(Stored data entries)

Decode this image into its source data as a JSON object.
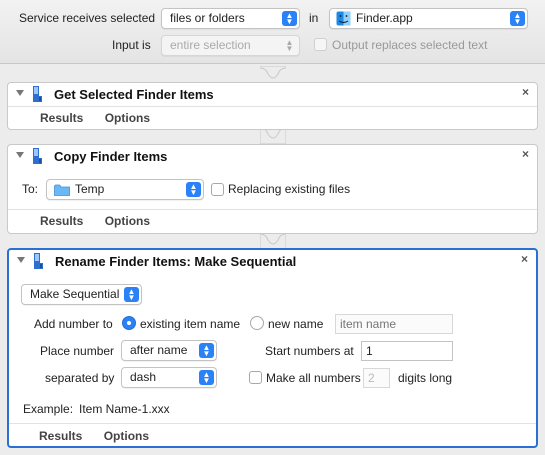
{
  "settings": {
    "service_receives_label": "Service receives selected",
    "input_type": "files or folders",
    "in_label": "in",
    "application": "Finder.app",
    "input_is_label": "Input is",
    "input_is_value": "entire selection",
    "output_replaces_label": "Output replaces selected text"
  },
  "actions": [
    {
      "title": "Get Selected Finder Items",
      "tabs": [
        "Results",
        "Options"
      ]
    },
    {
      "title": "Copy Finder Items",
      "to_label": "To:",
      "destination": "Temp",
      "replacing_label": "Replacing existing files",
      "tabs": [
        "Results",
        "Options"
      ]
    },
    {
      "title": "Rename Finder Items: Make Sequential",
      "mode": "Make Sequential",
      "add_number_to_label": "Add number to",
      "existing_item_name_label": "existing item name",
      "new_name_label": "new name",
      "new_name_placeholder": "item name",
      "place_number_label": "Place number",
      "place_number_value": "after name",
      "start_numbers_label": "Start numbers at",
      "start_numbers_value": "1",
      "separated_by_label": "separated by",
      "separator_value": "dash",
      "make_all_numbers_label": "Make all numbers",
      "digits_value": "2",
      "digits_long_label": "digits long",
      "example_label": "Example:",
      "example_value": "Item Name-1.xxx",
      "tabs": [
        "Results",
        "Options"
      ]
    }
  ],
  "close_glyph": "×",
  "colors": {
    "accent": "#2a82f6",
    "selected_border": "#2b6fd4"
  }
}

Request
Make an exact copy of every record, pictures excluded.

Solved exercise
Decode this image into its source data as a JSON object.
{
  "settings": {
    "service_receives_label": "Service receives selected",
    "input_type": "files or folders",
    "in_label": "in",
    "application": "Finder.app",
    "input_is_label": "Input is",
    "input_is_value": "entire selection",
    "output_replaces_label": "Output replaces selected text"
  },
  "actions": [
    {
      "title": "Get Selected Finder Items",
      "tabs": [
        "Results",
        "Options"
      ]
    },
    {
      "title": "Copy Finder Items",
      "to_label": "To:",
      "destination": "Temp",
      "replacing_label": "Replacing existing files",
      "tabs": [
        "Results",
        "Options"
      ]
    },
    {
      "title": "Rename Finder Items: Make Sequential",
      "mode": "Make Sequential",
      "add_number_to_label": "Add number to",
      "existing_item_name_label": "existing item name",
      "new_name_label": "new name",
      "new_name_placeholder": "item name",
      "place_number_label": "Place number",
      "place_number_value": "after name",
      "start_numbers_label": "Start numbers at",
      "start_numbers_value": "1",
      "separated_by_label": "separated by",
      "separator_value": "dash",
      "make_all_numbers_label": "Make all numbers",
      "digits_value": "2",
      "digits_long_label": "digits long",
      "example_label": "Example:",
      "example_value": "Item Name-1.xxx",
      "tabs": [
        "Results",
        "Options"
      ]
    }
  ],
  "close_glyph": "×",
  "colors": {
    "accent": "#2a82f6",
    "selected_border": "#2b6fd4"
  }
}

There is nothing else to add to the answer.